[Requirement] Omit the pictures and output every entry below exactly as written.
-- Data shown start --
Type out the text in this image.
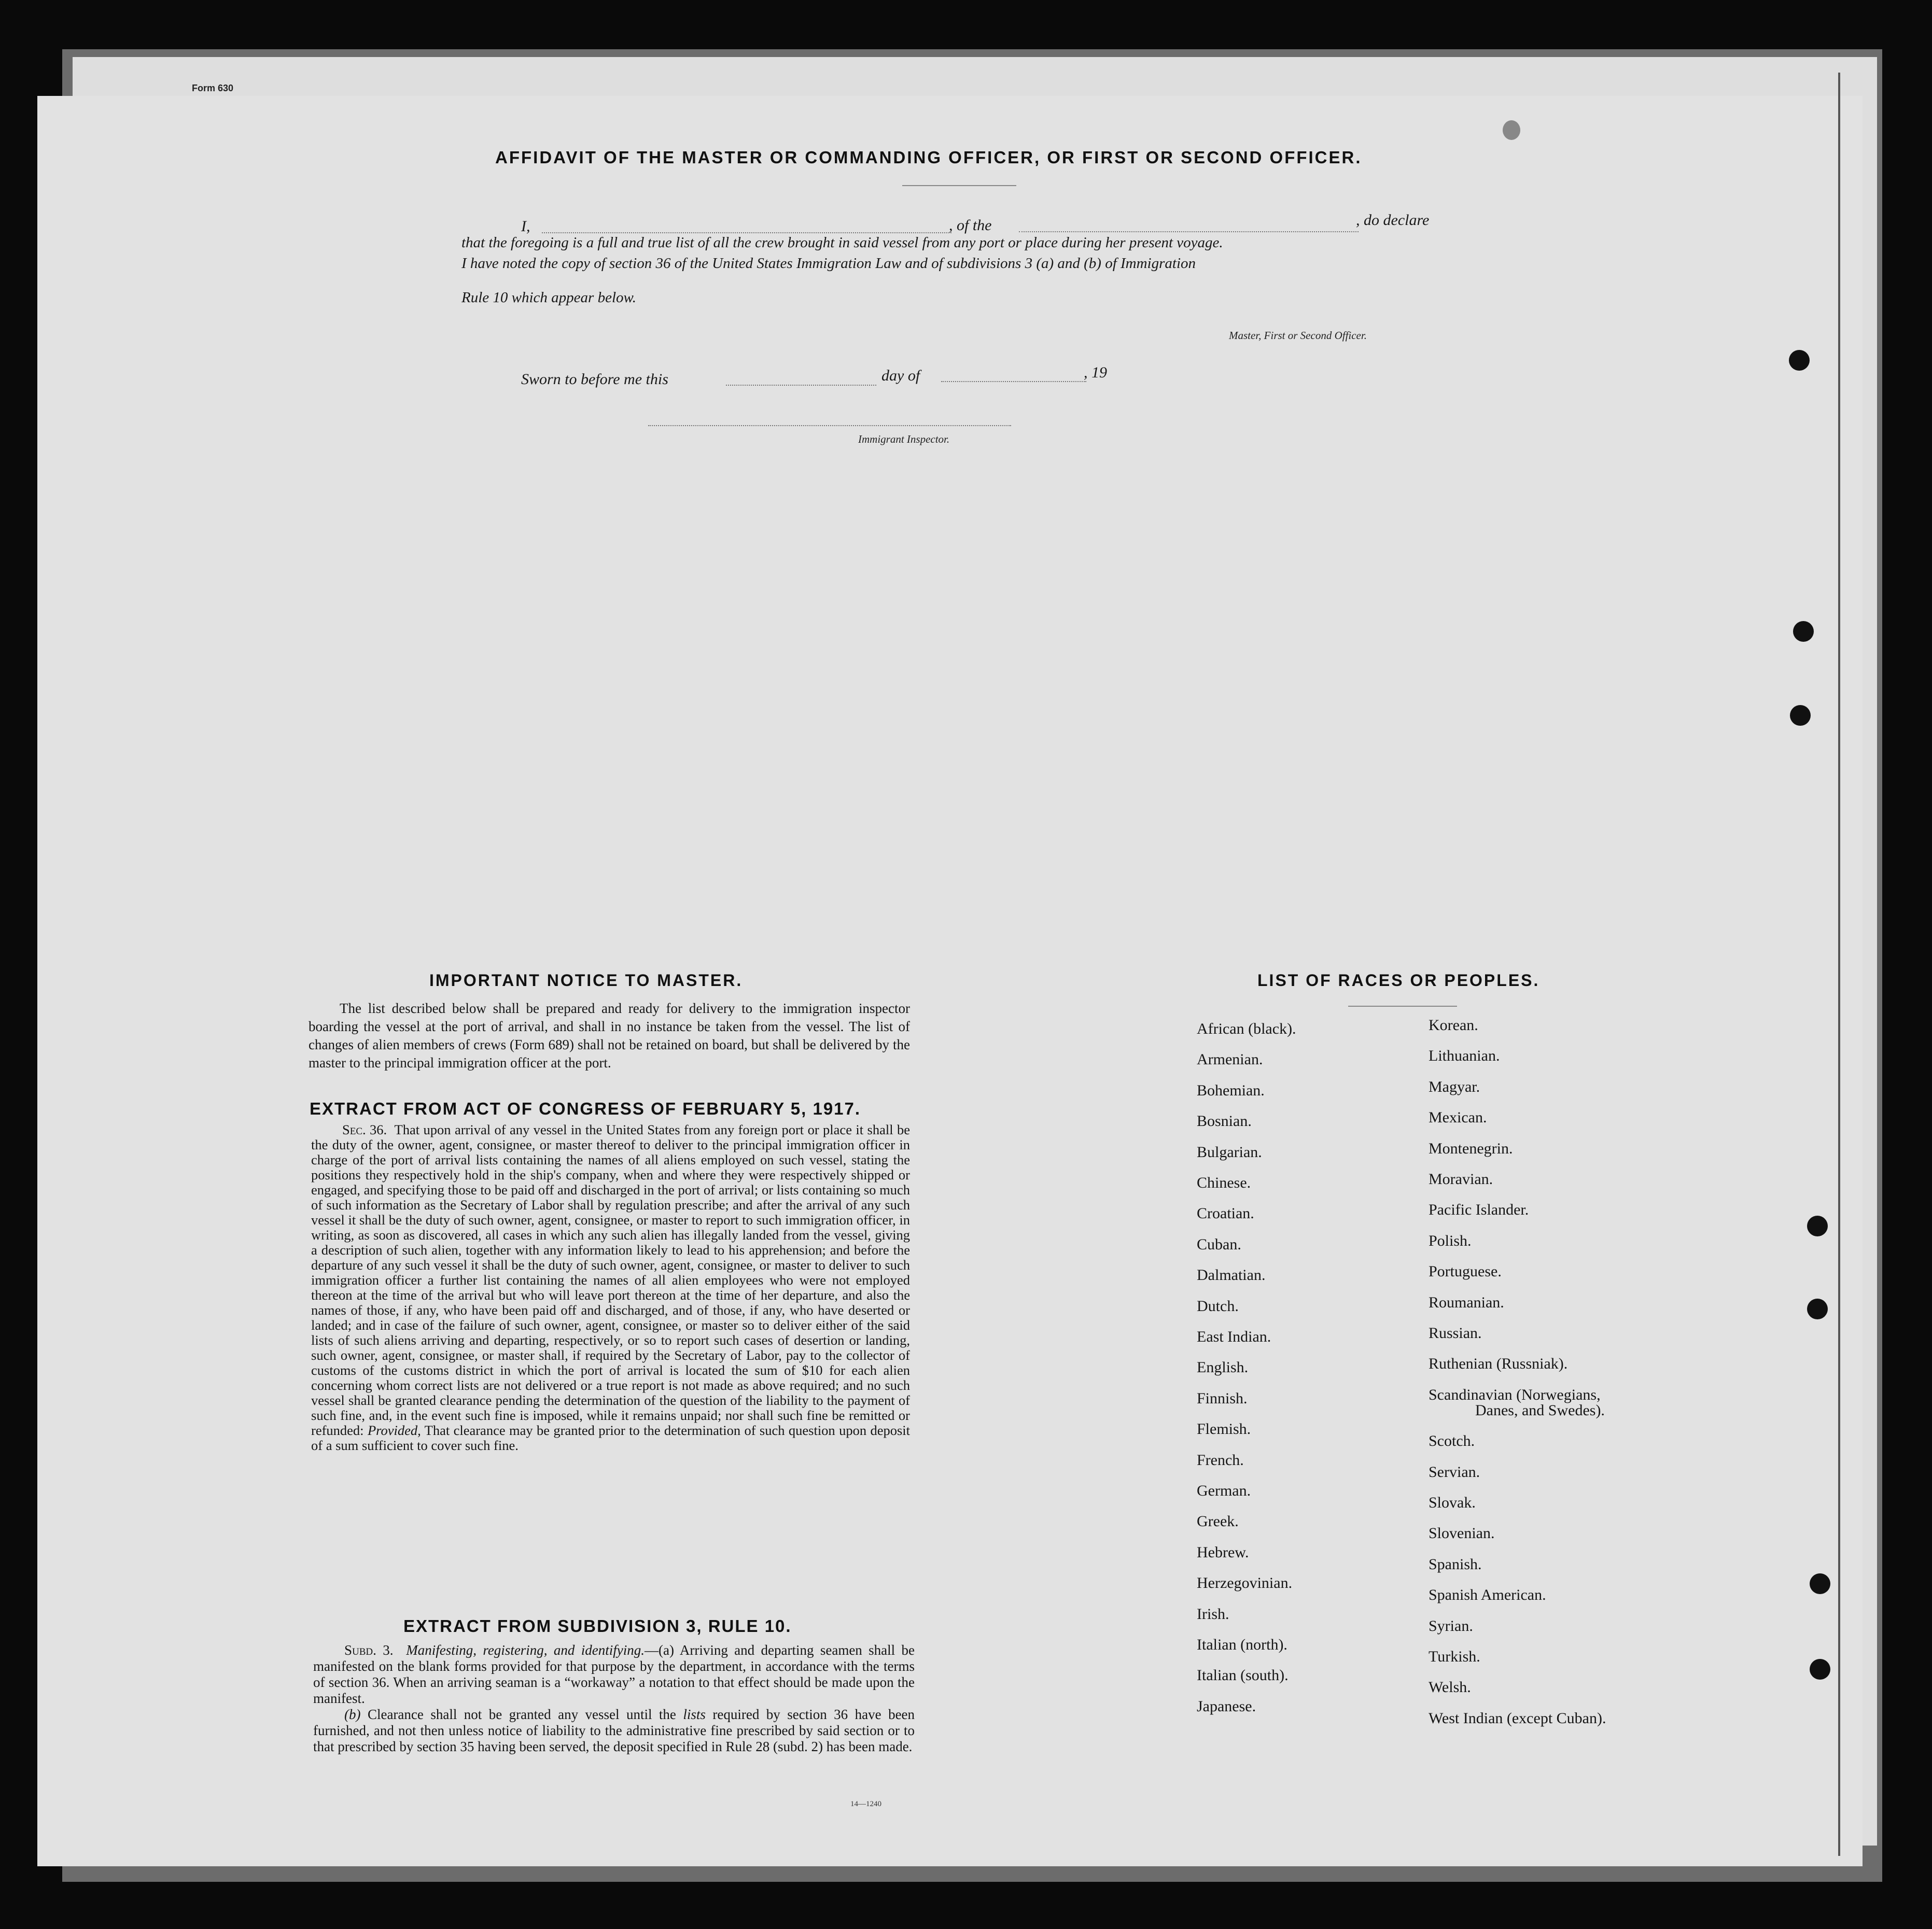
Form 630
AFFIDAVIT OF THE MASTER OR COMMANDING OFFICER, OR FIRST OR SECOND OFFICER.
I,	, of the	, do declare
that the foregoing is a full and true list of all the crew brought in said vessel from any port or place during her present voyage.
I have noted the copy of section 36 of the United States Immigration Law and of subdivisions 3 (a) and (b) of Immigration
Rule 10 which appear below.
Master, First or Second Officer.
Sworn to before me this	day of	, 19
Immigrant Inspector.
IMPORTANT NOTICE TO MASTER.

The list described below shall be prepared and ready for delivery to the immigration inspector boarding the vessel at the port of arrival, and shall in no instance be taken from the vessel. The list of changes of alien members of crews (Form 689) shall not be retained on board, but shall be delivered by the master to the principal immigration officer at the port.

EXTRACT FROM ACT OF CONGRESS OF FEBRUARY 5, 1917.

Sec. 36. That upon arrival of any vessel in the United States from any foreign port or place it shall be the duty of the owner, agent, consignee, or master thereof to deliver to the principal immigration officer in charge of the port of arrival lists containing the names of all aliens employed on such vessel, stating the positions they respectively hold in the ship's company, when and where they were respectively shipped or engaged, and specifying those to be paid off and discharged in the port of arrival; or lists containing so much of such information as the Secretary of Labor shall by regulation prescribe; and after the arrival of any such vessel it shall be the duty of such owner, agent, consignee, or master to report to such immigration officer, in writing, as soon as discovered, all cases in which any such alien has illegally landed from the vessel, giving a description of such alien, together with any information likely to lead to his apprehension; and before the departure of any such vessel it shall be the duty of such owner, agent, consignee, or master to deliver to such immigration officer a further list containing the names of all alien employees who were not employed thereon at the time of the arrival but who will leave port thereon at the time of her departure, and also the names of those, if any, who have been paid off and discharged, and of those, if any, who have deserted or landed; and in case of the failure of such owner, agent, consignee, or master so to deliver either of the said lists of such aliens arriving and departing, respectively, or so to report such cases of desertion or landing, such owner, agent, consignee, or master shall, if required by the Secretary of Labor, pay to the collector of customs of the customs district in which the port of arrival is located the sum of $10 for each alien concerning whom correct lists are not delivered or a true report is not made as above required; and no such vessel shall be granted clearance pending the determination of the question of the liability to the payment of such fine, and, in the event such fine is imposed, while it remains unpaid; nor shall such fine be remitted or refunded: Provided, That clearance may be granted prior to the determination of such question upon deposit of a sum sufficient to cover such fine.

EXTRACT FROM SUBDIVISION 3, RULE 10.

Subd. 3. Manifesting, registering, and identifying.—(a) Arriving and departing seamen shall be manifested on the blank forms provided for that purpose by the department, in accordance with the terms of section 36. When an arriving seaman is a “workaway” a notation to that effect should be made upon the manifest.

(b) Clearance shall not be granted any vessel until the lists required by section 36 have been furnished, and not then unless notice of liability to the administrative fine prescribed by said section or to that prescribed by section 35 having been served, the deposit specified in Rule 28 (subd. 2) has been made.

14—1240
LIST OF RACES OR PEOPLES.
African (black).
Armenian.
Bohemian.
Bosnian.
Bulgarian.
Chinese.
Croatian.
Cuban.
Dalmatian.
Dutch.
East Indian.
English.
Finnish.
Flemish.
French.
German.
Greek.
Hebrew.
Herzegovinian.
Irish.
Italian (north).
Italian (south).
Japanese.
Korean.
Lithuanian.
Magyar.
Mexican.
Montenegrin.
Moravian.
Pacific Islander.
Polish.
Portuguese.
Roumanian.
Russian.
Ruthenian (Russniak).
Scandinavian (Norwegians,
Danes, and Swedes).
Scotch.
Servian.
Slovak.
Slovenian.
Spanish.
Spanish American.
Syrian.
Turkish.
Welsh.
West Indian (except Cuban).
-- Data shown end --
[Answer to this problem]
Type out the text in this image.
Form 630
AFFIDAVIT OF THE MASTER OR COMMANDING OFFICER, OR FIRST OR SECOND OFFICER.
I,	, of the	, do declare
that the foregoing is a full and true list of all the crew brought in said vessel from any port or place during her present voyage.
I have noted the copy of section 36 of the United States Immigration Law and of subdivisions 3 (a) and (b) of Immigration
Rule 10 which appear below.
Master, First or Second Officer.
Sworn to before me this	day of	, 19
Immigrant Inspector.
IMPORTANT NOTICE TO MASTER.

The list described below shall be prepared and ready for delivery to the immigration inspector boarding the vessel at the port of arrival, and shall in no instance be taken from the vessel. The list of changes of alien members of crews (Form 689) shall not be retained on board, but shall be delivered by the master to the principal immigration officer at the port.

EXTRACT FROM ACT OF CONGRESS OF FEBRUARY 5, 1917.

Sec. 36. That upon arrival of any vessel in the United States from any foreign port or place it shall be the duty of the owner, agent, consignee, or master thereof to deliver to the principal immigration officer in charge of the port of arrival lists containing the names of all aliens employed on such vessel, stating the positions they respectively hold in the ship's company, when and where they were respectively shipped or engaged, and specifying those to be paid off and discharged in the port of arrival; or lists containing so much of such information as the Secretary of Labor shall by regulation prescribe; and after the arrival of any such vessel it shall be the duty of such owner, agent, consignee, or master to report to such immigration officer, in writing, as soon as discovered, all cases in which any such alien has illegally landed from the vessel, giving a description of such alien, together with any information likely to lead to his apprehension; and before the departure of any such vessel it shall be the duty of such owner, agent, consignee, or master to deliver to such immigration officer a further list containing the names of all alien employees who were not employed thereon at the time of the arrival but who will leave port thereon at the time of her departure, and also the names of those, if any, who have been paid off and discharged, and of those, if any, who have deserted or landed; and in case of the failure of such owner, agent, consignee, or master so to deliver either of the said lists of such aliens arriving and departing, respectively, or so to report such cases of desertion or landing, such owner, agent, consignee, or master shall, if required by the Secretary of Labor, pay to the collector of customs of the customs district in which the port of arrival is located the sum of $10 for each alien concerning whom correct lists are not delivered or a true report is not made as above required; and no such vessel shall be granted clearance pending the determination of the question of the liability to the payment of such fine, and, in the event such fine is imposed, while it remains unpaid; nor shall such fine be remitted or refunded: Provided, That clearance may be granted prior to the determination of such question upon deposit of a sum sufficient to cover such fine.

EXTRACT FROM SUBDIVISION 3, RULE 10.

Subd. 3. Manifesting, registering, and identifying.—(a) Arriving and departing seamen shall be manifested on the blank forms provided for that purpose by the department, in accordance with the terms of section 36. When an arriving seaman is a “workaway” a notation to that effect should be made upon the manifest.

(b) Clearance shall not be granted any vessel until the lists required by section 36 have been furnished, and not then unless notice of liability to the administrative fine prescribed by said section or to that prescribed by section 35 having been served, the deposit specified in Rule 28 (subd. 2) has been made.

14—1240
LIST OF RACES OR PEOPLES.
African (black).
Armenian.
Bohemian.
Bosnian.
Bulgarian.
Chinese.
Croatian.
Cuban.
Dalmatian.
Dutch.
East Indian.
English.
Finnish.
Flemish.
French.
German.
Greek.
Hebrew.
Herzegovinian.
Irish.
Italian (north).
Italian (south).
Japanese.
Korean.
Lithuanian.
Magyar.
Mexican.
Montenegrin.
Moravian.
Pacific Islander.
Polish.
Portuguese.
Roumanian.
Russian.
Ruthenian (Russniak).
Scandinavian (Norwegians,
Danes, and Swedes).
Scotch.
Servian.
Slovak.
Slovenian.
Spanish.
Spanish American.
Syrian.
Turkish.
Welsh.
West Indian (except Cuban).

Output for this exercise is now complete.